* INDICACIÓN 1: Transcriba literalmente el fragmento del texto sobre la solemnidad de Cristo Rey que comienza con "Esta antífona ya" y continúa hasta "en el cielo.".

* TEXTO DE LECTURA:
NUESTRO SEÑOR JESUCRISTO, REY DEL UNIVERSO




Antífona de entrada

«Digno es el Cordero degollado de recibir el poder, la riqueza, la sabiduría, la fuerza y el honor. A él la gloria y el poder, por los siglos de los siglos». Tomada del Apocalipsis, capítulo 5, versículo 12 y capítulo 1, versículo 6. Al final del año litúrgico el pueblo cristiano usa las palabras del Apocalipsis para prorrumpir en una sonora alabanza a quien es su único Rey y Señor.

Esta antífona ya nos pone en pista de una adecuada comprensión de la realeza de Cristo: es el Cordero degollado, es decir, Cristo es Rey porque ha entrada en la gloria por medio de su Pasión y muerte. Hoy, como los cristianos de la persecución de Domiciano, seguimos tributando con nuestra vida y nuestra oración todo poder, riqueza, sabiduría, fuerza y honor y alabanza a Jesucristo, Hijo único de Dios y Dios verdadero. El Apocalipsis nos ofrece desde el inicio de la celebración un marco contemplativo de la solemnidad de hoy: fijar nuestros ojos anclando el corazón en quien reina con poder y gloria en el cielo.

Oración colecta

«Dios todopoderoso y eterno, que quisiste recapitular todas las cosas en tu Hijo muy amado, Rey del Universo, haz que la creación entera, liberada de la esclavitud, sirva a tu majestad y te glorifique sin fin. Él que vive y reina contigo». Del misal romano de 1570 con un cambio sustancial en la última parte de la oración. Tomando como sustrato para el texto eucológico a Ef 1, 10; esta misa nos recuerda que todo lo que existe, ha existido o existirá ha sido en función de Cristo, por quien todo fue hecho.

A Cristo se le ha concedido pleno dominio sobre todo por eso, la Creación no puede hacer otra cosa que someterse a su Señor, aguardar - como dice Pablo – la manifestación de los hijos de Dios (cf. Rom 8, 19). Es una creación y una humanidad expectante, que ansía redención de la esclavitud del pecado que la sometió (cf. Rom 5,12) para poder glorificar a su Señor como cielos nuevos y tierra nueva (cf. Ap 21, 1) albergando una humanidad nueva en la que more Dios en medio de ella (cf. Ap 21,3).

* INDICACIÓN 2: Cite textualmente las filas de los listados de elementos y recuadros, desde la primera hasta la que contiene "chevron-right-icon [376,449,384,467]", ambas incluidas.

[Listados de elementos y recuadros]
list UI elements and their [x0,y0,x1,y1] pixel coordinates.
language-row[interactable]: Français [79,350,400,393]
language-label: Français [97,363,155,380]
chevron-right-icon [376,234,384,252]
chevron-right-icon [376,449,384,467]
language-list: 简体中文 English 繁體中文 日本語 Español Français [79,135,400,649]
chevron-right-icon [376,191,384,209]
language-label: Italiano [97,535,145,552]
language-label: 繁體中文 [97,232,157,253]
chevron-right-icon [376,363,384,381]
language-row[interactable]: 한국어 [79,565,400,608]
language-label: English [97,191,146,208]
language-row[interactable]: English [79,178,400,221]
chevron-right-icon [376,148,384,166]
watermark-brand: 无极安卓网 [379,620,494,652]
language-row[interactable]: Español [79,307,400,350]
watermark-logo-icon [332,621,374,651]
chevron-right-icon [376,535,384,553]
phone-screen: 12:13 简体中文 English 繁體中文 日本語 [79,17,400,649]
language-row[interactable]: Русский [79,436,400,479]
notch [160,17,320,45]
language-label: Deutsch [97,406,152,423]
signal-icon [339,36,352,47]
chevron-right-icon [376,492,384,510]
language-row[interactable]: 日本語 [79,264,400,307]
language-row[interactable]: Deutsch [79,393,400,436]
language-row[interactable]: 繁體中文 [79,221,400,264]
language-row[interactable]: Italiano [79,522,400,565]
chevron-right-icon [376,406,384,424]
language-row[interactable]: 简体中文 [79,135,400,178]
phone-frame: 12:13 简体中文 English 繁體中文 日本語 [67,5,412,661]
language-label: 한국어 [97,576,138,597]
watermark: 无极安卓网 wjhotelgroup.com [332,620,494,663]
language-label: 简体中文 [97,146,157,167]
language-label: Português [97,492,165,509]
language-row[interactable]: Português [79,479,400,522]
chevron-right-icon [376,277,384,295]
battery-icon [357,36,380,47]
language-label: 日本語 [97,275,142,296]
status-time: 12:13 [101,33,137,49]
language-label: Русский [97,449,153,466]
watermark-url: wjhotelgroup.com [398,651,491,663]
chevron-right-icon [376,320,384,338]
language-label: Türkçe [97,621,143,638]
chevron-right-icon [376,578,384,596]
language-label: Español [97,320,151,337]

* RESPUESTA COMPLETA 1:
Esta antífona ya nos pone en pista de una adecuada comprensión de la realeza de Cristo: es el Cordero degollado, es decir, Cristo es Rey porque ha entrada en la gloria por medio de su Pasión y muerte. Hoy, como los cristianos de la persecución de Domiciano, seguimos tributando con nuestra vida y nuestra oración todo poder, riqueza, sabiduría, fuerza y honor y alabanza a Jesucristo, Hijo único de Dios y Dios verdadero. El Apocalipsis nos ofrece desde el inicio de la celebración un marco contemplativo de la solemnidad de hoy: fijar nuestros ojos anclando el corazón en quien reina con poder y gloria en el cielo.

* RESPUESTA COMPLETA 2:
list UI elements and their [x0,y0,x1,y1] pixel coordinates.
language-row[interactable]: Français [79,350,400,393]
language-label: Français [97,363,155,380]
chevron-right-icon [376,234,384,252]
chevron-right-icon [376,449,384,467]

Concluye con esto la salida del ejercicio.